# START OF SOURCE PASSAGE

# recruitment ages and mandatory retirement



## marlene (7 Dec 2004)

I'm continually confused as to why the military (and not just the Canadian military) appear to favour such young people joining. Those over the age of 25 (and even older still) generally have far better judgment and clearer goals then young people. Does the military prefer people without good judgment?????!!!! I suppose it is easier to "mold" younger people, however, on the plus side, those older certainly have a better idea (I would think) of: a) what they are getting into; and b) the need for discipline thereby perhaps making them less rebellious of all the authority? 

Merlane


----------



## Infanteer (7 Dec 2004)

merlane said:
			
		

> I'm continually confused as to why the military (and not just the Canadian military) appear to favour such young people joining.



My guess would be to allow the most time to get the "use" out of a person.   If the military is going to invest millions in training, equipping, and sustaining a soldier, it wants to get the most it can out of them.   Recruiting a 45 year old who quits after 5 years is not conducive to a good return on one's investment.



> Those over the age of 25 (and even older still) generally have far better judgment and clearer goals then young people.



That's a pretty broad assumption, isn't it?   I've seen plenty of idiots in their mid-thirties.



> Does the military prefer people without good judgment?????!!!!



I don't see how judgement is correlated with age.   Judgement can be correlated to experience (which is often directly related to age), but this is something to be looked at on a case-by-case basis.



> I suppose it is easier to "mold" younger people,


 
You're probably right.   Gwynn Dyer argues this in his book "War".   Youth are easier swayed by the notions of indoctrination and are easier to "tear down and build up" during the basic training phase.



> however, on the plus side, those older certainly have a better idea (I would think) of: a) what they are getting into; and b) the need for discipline thereby perhaps making them less rebellious of all the authority?

# END OF SOURCE PASSAGE
# START OF SOURCE EXCERPT

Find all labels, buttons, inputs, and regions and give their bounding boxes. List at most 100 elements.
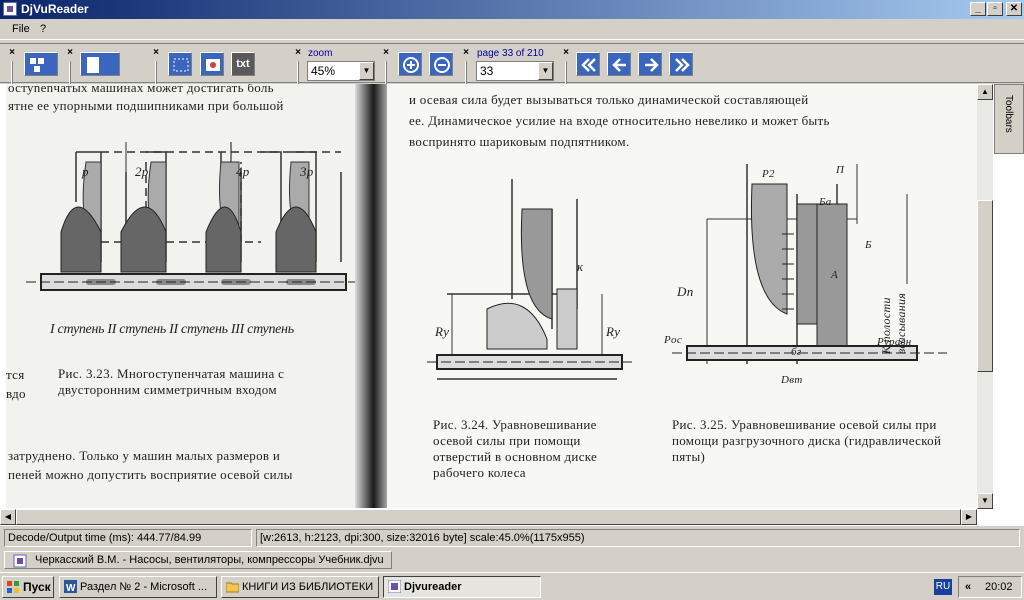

# END OF SOURCE EXCERPT

• WHAT THIS EXERCISE ASKS:
• a. Answer these questions from the forum thread on recruitment ages.
(i) Above what age does marlene say people generally have better judgment and clearer goals?
(ii) Which book by Gwynn Dyer does Infanteer mention?
(iii) What hiring example does Infanteer give of a poor return on investment?
• b. Write the next part of the forum thread on recruitment ages, starting after its final quoted line.

• EXPECTED OUTPUTS:
• a.
(i) Over the age of 25.
(ii) "War."
(iii) Recruiting a 45-year-old who quits after 5 years.

• b.
I would argue the opposite.   An older person is more likely to have "been-around-the-block" in the real world.   Often, most recruits have never been independent - they move from depending on their parents to depending on the Army.   As such, it can be harder to convince an older person, who's testosterone levels don't flow like a 20 year old and who has some real world experience with the notion of actions and consequences, to do some of the stupid soldiers are asked to do.

"You want me to jump out of the plane and charge that machine gun bunker?!?"


----------



## Storm (7 Dec 2004)

The CF takes a whole range of ages. I think that the main reason most people joining are younger is because they don't have a career and life established yet, so it isn't as big of a leap. Also, a lot of older people think about the physical side and say "my body just can't do that stuff anymore." 

As Infanteer said though, you can get more time out of a younger recruit (assuming you work on retention issues to have them want to stay in). This means you can take a green 18 year old and turn them into an effective and mature soldier by their early 20's. If you have someone who's 35, then even if it only takes one year (vs. the few for someone younger) to get them up to speed, you still end up with 10 years less potential "effective" service than the younger recruit. I can understand why recruiting would be geared to younger people in light of this, but I haven't heard of any case where a recruiter told someone in their 30's "you're too old," so I don't see the favouritism.


----------



## Inch (7 Dec 2004)

Infanteer said:
			
		

> "You want me to jump out of the plane and charge that machine gun bunker?!?"



Infanteer, I think you got it bang on there. It's been said that war is a young man's (person's) game, I think they're the only ones with enough piss and vinegar to do as you said, "the stupid stuff" that's sometimes required in war.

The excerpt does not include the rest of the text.